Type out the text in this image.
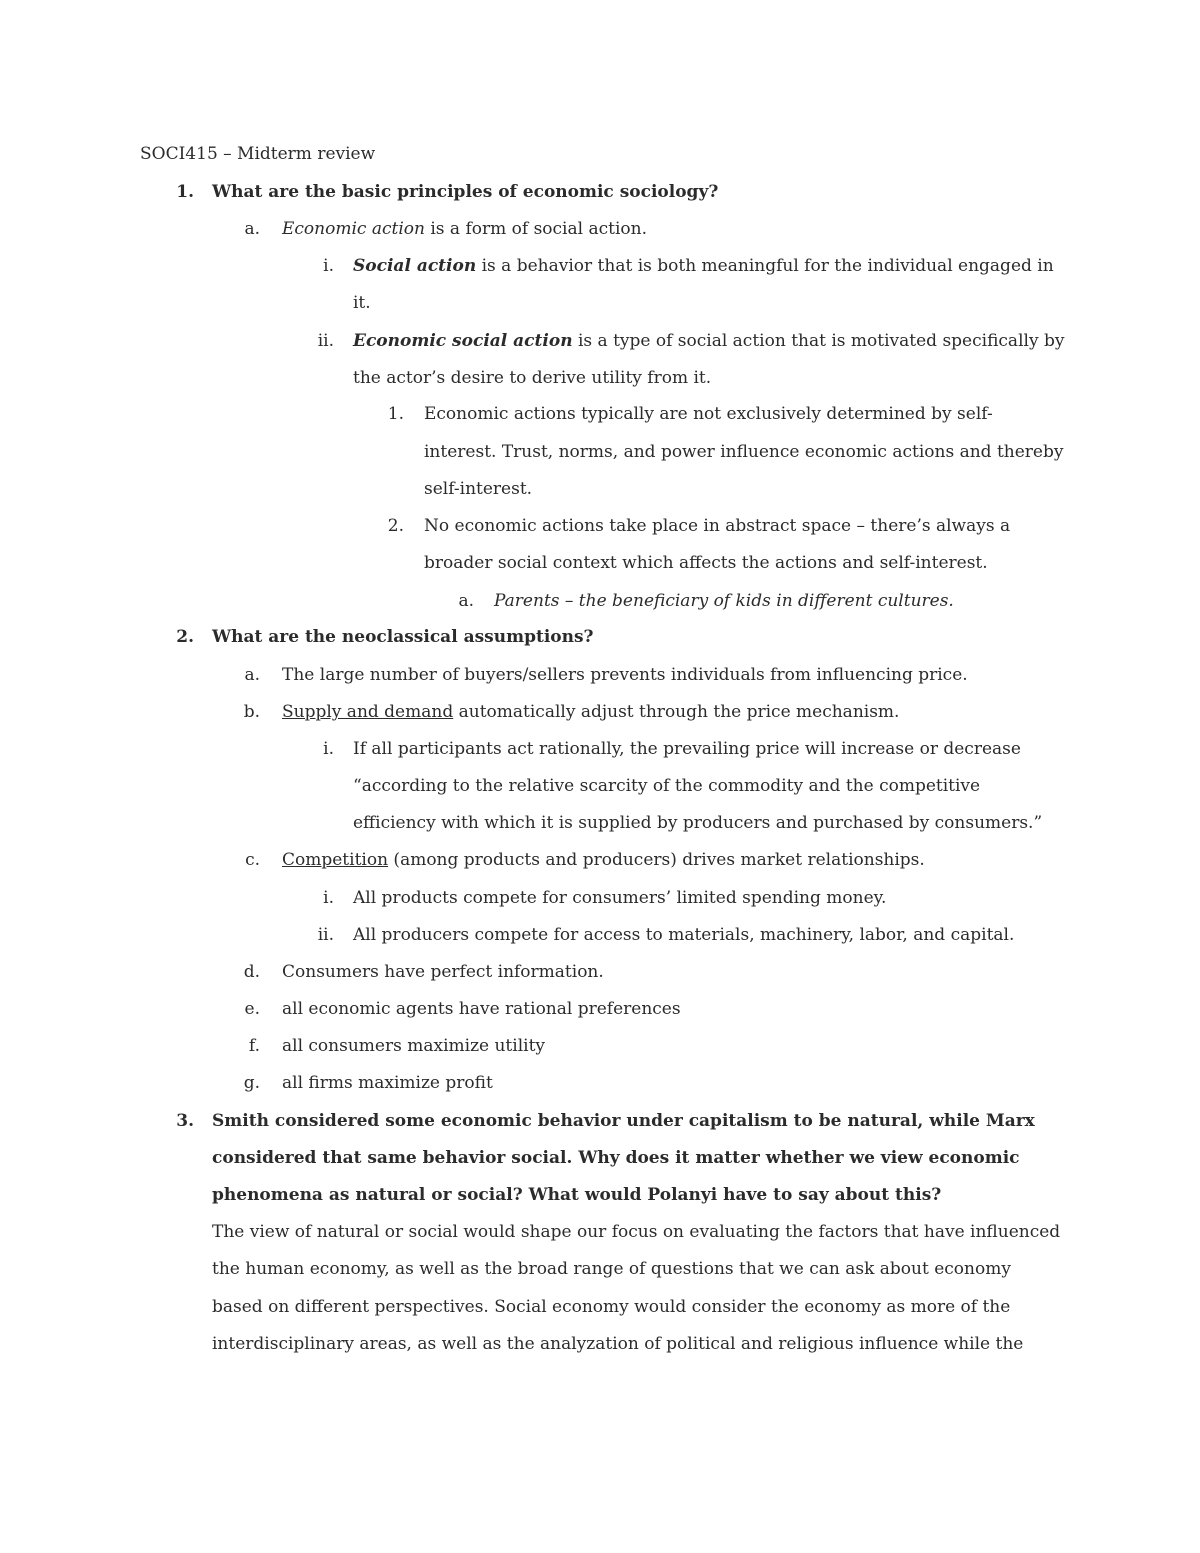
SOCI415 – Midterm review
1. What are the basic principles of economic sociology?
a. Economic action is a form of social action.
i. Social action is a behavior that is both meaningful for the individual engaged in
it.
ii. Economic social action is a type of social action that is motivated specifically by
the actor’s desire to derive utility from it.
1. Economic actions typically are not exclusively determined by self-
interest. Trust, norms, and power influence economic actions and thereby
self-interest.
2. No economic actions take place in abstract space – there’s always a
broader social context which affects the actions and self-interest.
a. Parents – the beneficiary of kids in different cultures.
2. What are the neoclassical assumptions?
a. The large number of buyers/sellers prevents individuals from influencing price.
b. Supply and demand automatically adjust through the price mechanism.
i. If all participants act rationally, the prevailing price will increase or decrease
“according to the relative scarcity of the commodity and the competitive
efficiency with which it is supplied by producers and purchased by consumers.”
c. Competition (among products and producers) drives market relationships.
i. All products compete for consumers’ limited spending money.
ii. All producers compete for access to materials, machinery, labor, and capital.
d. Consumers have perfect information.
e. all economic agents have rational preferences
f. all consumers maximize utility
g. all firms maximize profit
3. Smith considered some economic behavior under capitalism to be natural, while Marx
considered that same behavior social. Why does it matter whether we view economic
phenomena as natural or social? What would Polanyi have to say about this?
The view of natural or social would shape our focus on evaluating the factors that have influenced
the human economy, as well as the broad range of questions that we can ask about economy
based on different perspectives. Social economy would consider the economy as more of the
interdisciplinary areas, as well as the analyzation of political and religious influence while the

----

● THE TASK
All of the material above needs to be restated exactly, with no pictures.

● THE REPLY
Type out the text in this image.
SOCI415 – Midterm review
1. What are the basic principles of economic sociology?
a. Economic action is a form of social action.
i. Social action is a behavior that is both meaningful for the individual engaged in
it.
ii. Economic social action is a type of social action that is motivated specifically by
the actor’s desire to derive utility from it.
1. Economic actions typically are not exclusively determined by self-
interest. Trust, norms, and power influence economic actions and thereby
self-interest.
2. No economic actions take place in abstract space – there’s always a
broader social context which affects the actions and self-interest.
a. Parents – the beneficiary of kids in different cultures.
2. What are the neoclassical assumptions?
a. The large number of buyers/sellers prevents individuals from influencing price.
b. Supply and demand automatically adjust through the price mechanism.
i. If all participants act rationally, the prevailing price will increase or decrease
“according to the relative scarcity of the commodity and the competitive
efficiency with which it is supplied by producers and purchased by consumers.”
c. Competition (among products and producers) drives market relationships.
i. All products compete for consumers’ limited spending money.
ii. All producers compete for access to materials, machinery, labor, and capital.
d. Consumers have perfect information.
e. all economic agents have rational preferences
f. all consumers maximize utility
g. all firms maximize profit
3. Smith considered some economic behavior under capitalism to be natural, while Marx
considered that same behavior social. Why does it matter whether we view economic
phenomena as natural or social? What would Polanyi have to say about this?
The view of natural or social would shape our focus on evaluating the factors that have influenced
the human economy, as well as the broad range of questions that we can ask about economy
based on different perspectives. Social economy would consider the economy as more of the
interdisciplinary areas, as well as the analyzation of political and religious influence while the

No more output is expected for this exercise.